REQUEST: Below are the records; locate each line with the word "labels" and copy it.

---------- MATERIAL

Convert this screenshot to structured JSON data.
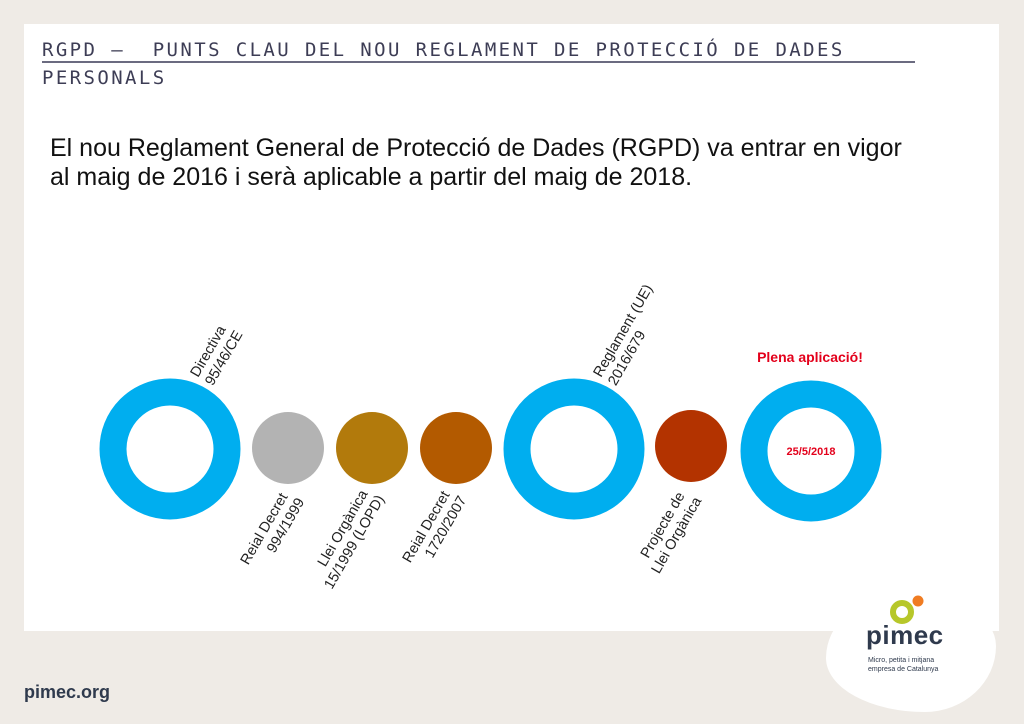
{
  "header": {
    "title": "RGPD –  PUNTS CLAU DEL NOU REGLAMENT DE PROTECCIÓ DE DADES\nPERSONALS"
  },
  "intro": {
    "text": "El nou Reglament General de Protecció de Dades (RGPD) va entrar en vigor al maig de 2016 i serà aplicable a partir del maig de 2018."
  },
  "timeline": {
    "milestones": [
      {
        "id": "directiva",
        "line1": "Directiva",
        "line2": "95/46/CE",
        "color": "#00aeef",
        "style": "ring"
      },
      {
        "id": "reial-decret-994",
        "line1": "Reial Decret",
        "line2": "994/1999",
        "color": "#b3b3b3",
        "style": "disc"
      },
      {
        "id": "lopd",
        "line1": "Llei Orgànica",
        "line2": "15/1999 (LOPD)",
        "color": "#b27a0c",
        "style": "disc"
      },
      {
        "id": "reial-decret-1720",
        "line1": "Reial Decret",
        "line2": "1720/2007",
        "color": "#b35a00",
        "style": "disc"
      },
      {
        "id": "reglament-ue",
        "line1": "Reglament (UE)",
        "line2": "2016/679",
        "color": "#00aeef",
        "style": "ring"
      },
      {
        "id": "projecte-llei",
        "line1": "Projecte de",
        "line2": "Llei Orgànica",
        "color": "#b33300",
        "style": "disc"
      },
      {
        "id": "plena-aplicacio",
        "headline": "Plena aplicació!",
        "date": "25/5/2018",
        "color": "#00aeef",
        "style": "ring"
      }
    ],
    "label_color": "#222222",
    "highlight_color": "#e3001b"
  },
  "footer": {
    "url": "pimec.org",
    "brand": "pimec",
    "tagline_line1": "Micro, petita i mitjana",
    "tagline_line2": "empresa de Catalunya",
    "logo_colors": [
      "#b7c72a",
      "#f07c22"
    ]
  }
}
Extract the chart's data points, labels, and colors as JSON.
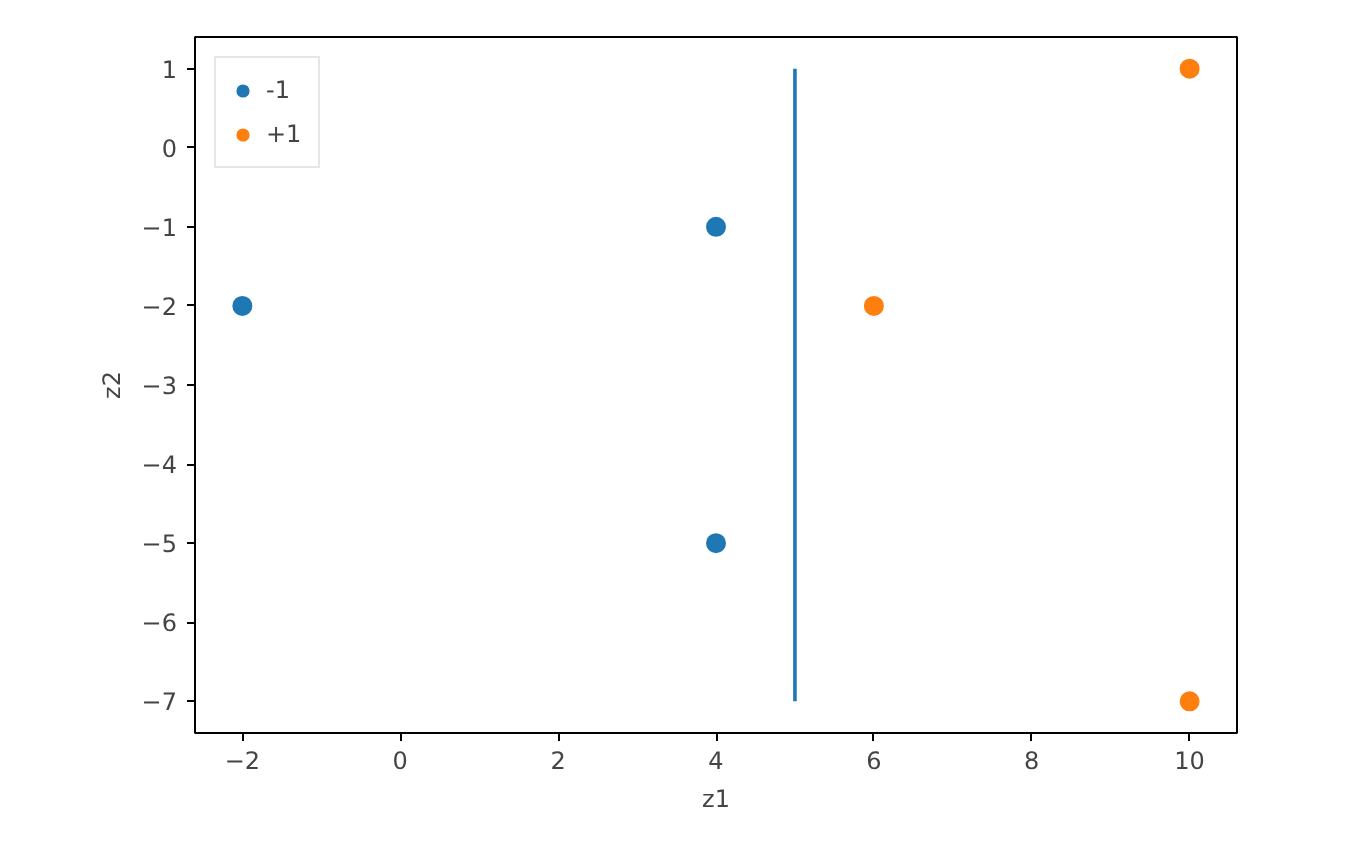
{
  "chart_data": {
    "type": "scatter",
    "xlabel": "z1",
    "ylabel": "z2",
    "xlim": [
      -2.6,
      10.6
    ],
    "ylim": [
      -7.4,
      1.4
    ],
    "xticks": [
      -2,
      0,
      2,
      4,
      6,
      8,
      10
    ],
    "yticks": [
      -7,
      -6,
      -5,
      -4,
      -3,
      -2,
      -1,
      0,
      1
    ],
    "grid": false,
    "legend": "top left",
    "marker": "circle",
    "series": [
      {
        "name": "-1",
        "color": "#1f77b4",
        "x": [
          -2,
          4,
          4
        ],
        "values": [
          -2,
          -1,
          -5
        ]
      },
      {
        "name": "+1",
        "color": "#ff7f0e",
        "x": [
          6,
          10,
          10
        ],
        "values": [
          -2,
          1,
          -7
        ]
      },
      {
        "color": "#1f77b4",
        "type": "line",
        "marker": "none",
        "x": [
          5,
          5
        ],
        "values": [
          -7,
          1
        ]
      }
    ]
  }
}
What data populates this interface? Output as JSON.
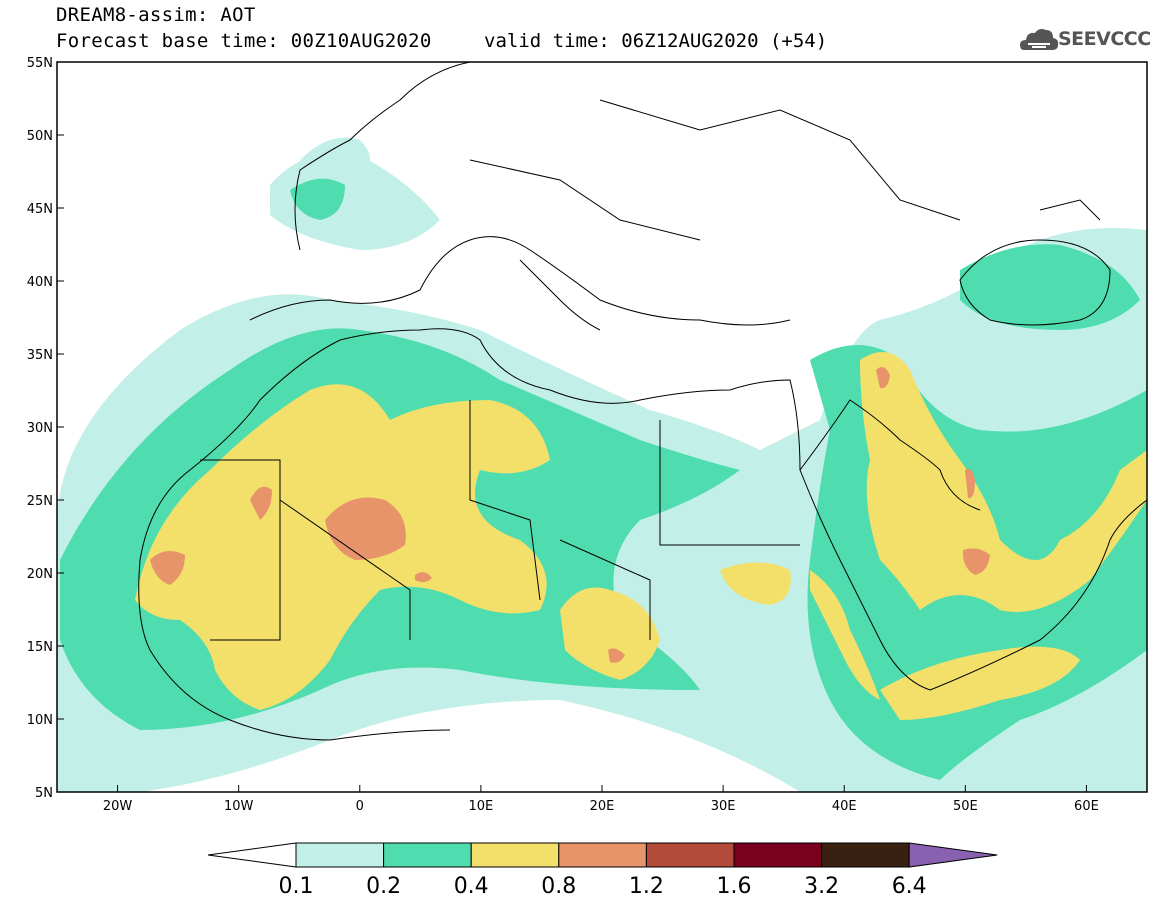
{
  "header": {
    "title": "DREAM8-assim: AOT",
    "base_time": "Forecast base time: 00Z10AUG2020",
    "valid_time": "valid time: 06Z12AUG2020 (+54)"
  },
  "logo": {
    "text": "SEEVCCC"
  },
  "map": {
    "lon_range": [
      -25,
      65
    ],
    "lat_range": [
      5,
      55
    ],
    "x_ticks": [
      "20W",
      "10W",
      "0",
      "10E",
      "20E",
      "30E",
      "40E",
      "50E",
      "60E"
    ],
    "y_ticks": [
      "5N",
      "10N",
      "15N",
      "20N",
      "25N",
      "30N",
      "35N",
      "40N",
      "45N",
      "50N",
      "55N"
    ]
  },
  "colorbar": {
    "labels": [
      "0.1",
      "0.2",
      "0.4",
      "0.8",
      "1.2",
      "1.6",
      "3.2",
      "6.4"
    ],
    "colors": [
      "#ffffff",
      "#c2f0e8",
      "#4fdcae",
      "#f3e06a",
      "#e8946a",
      "#b24a3a",
      "#7a0020",
      "#3a2010",
      "#8a60b0"
    ]
  }
}
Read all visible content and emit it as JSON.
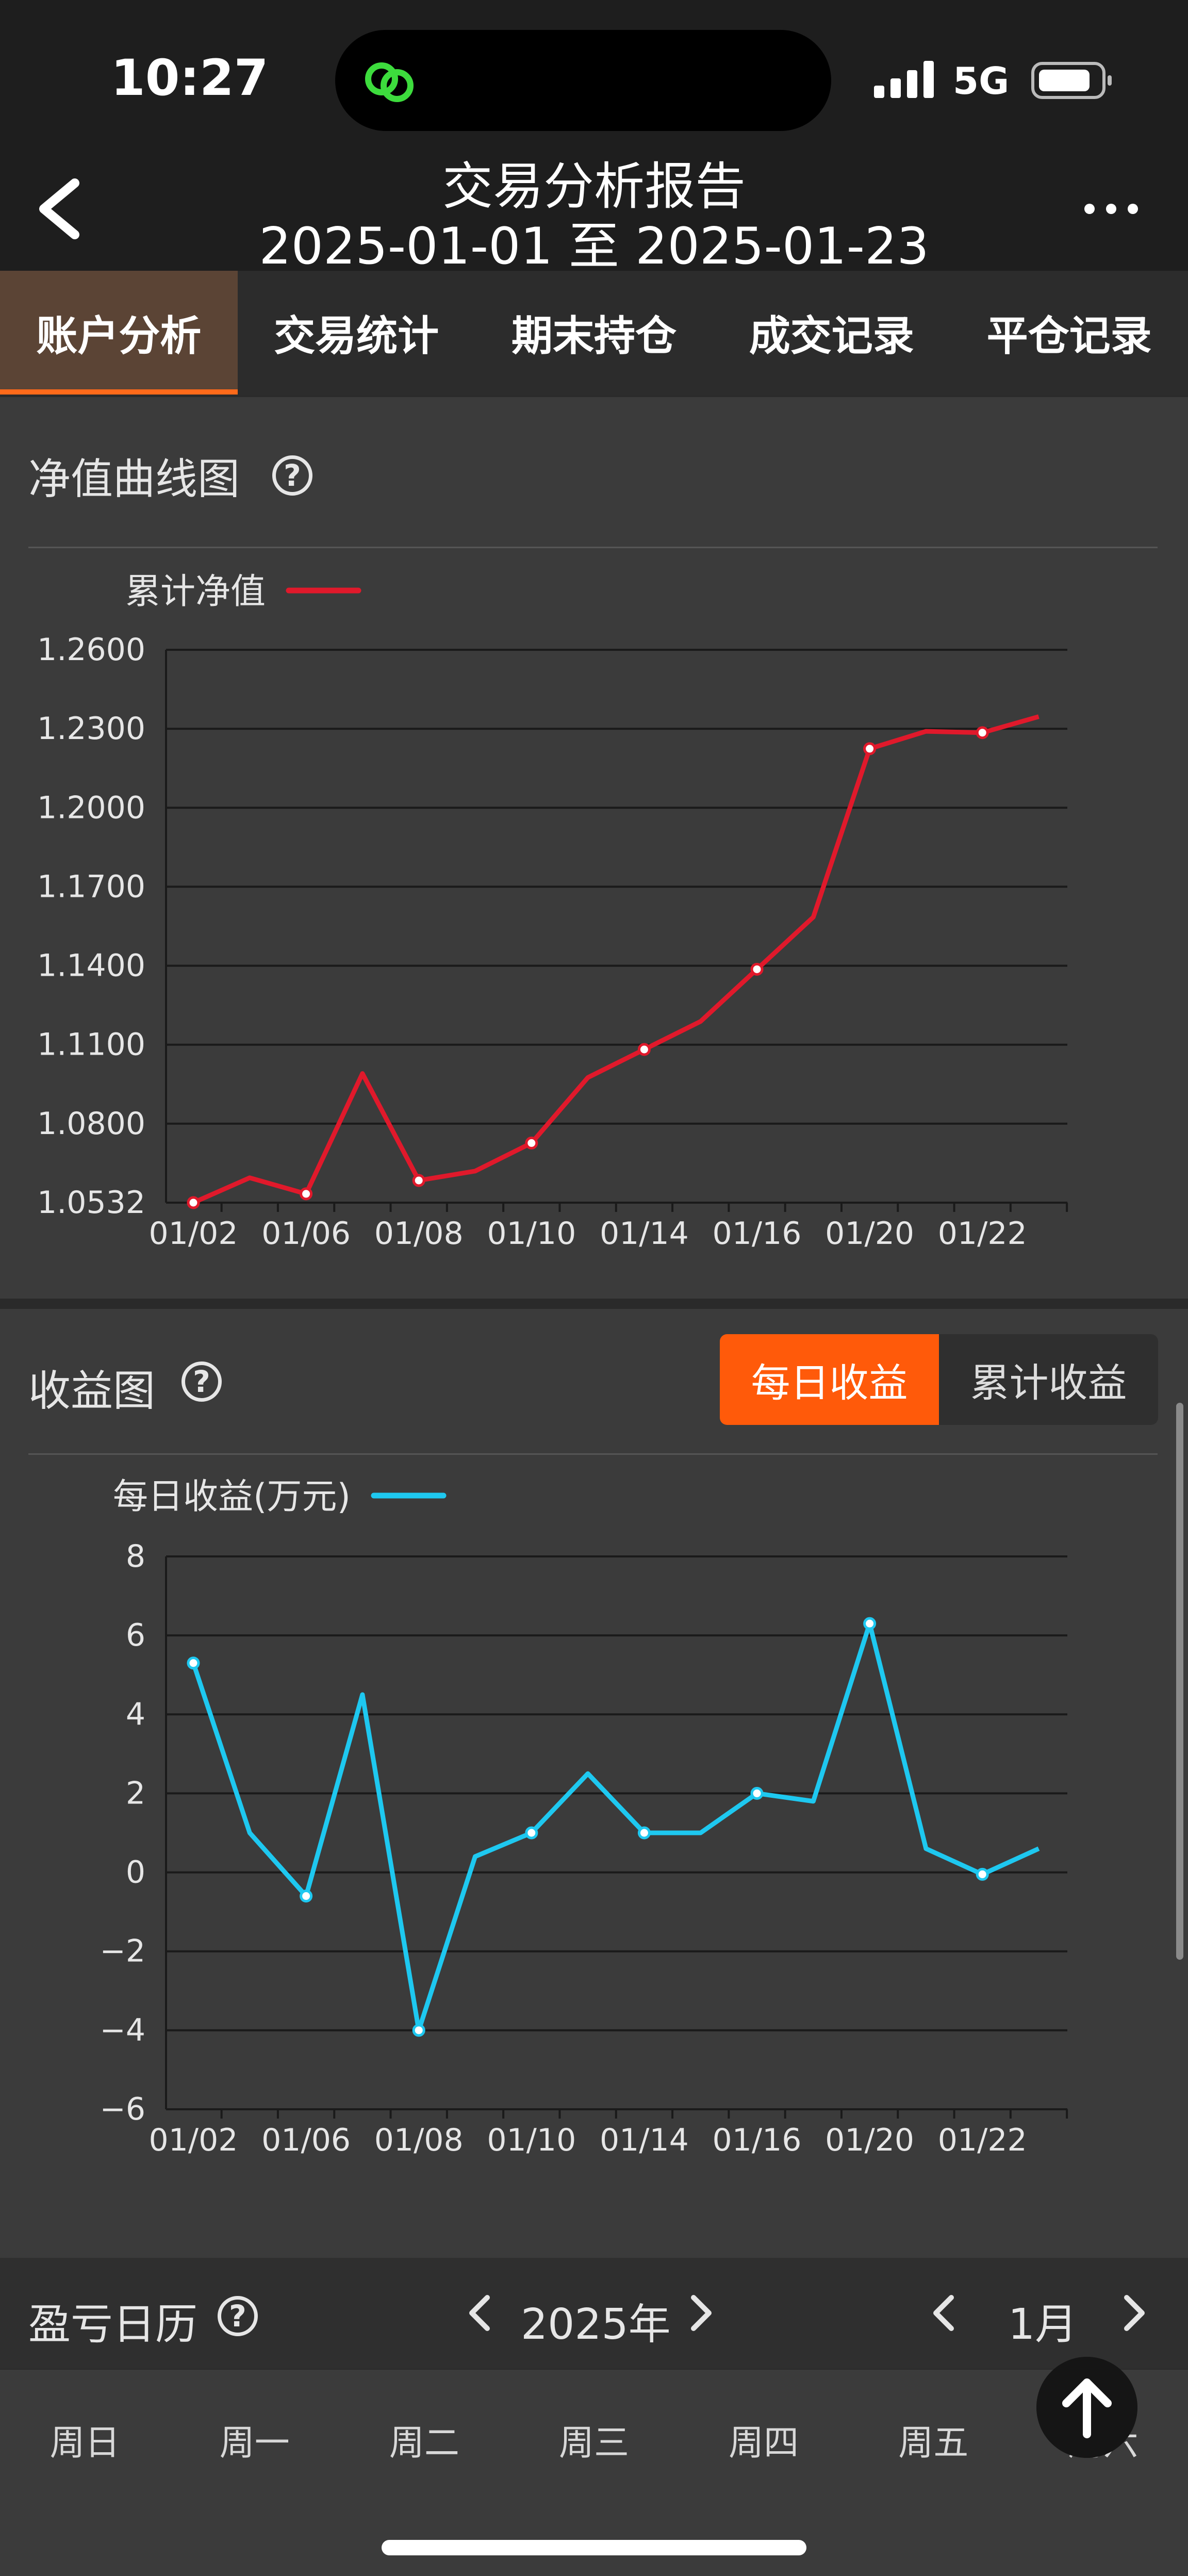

--------------------

RESPONSE FOR THIS EXERCISE:
Extract the chart's data points, labels, and colors as JSON.
    "labels": [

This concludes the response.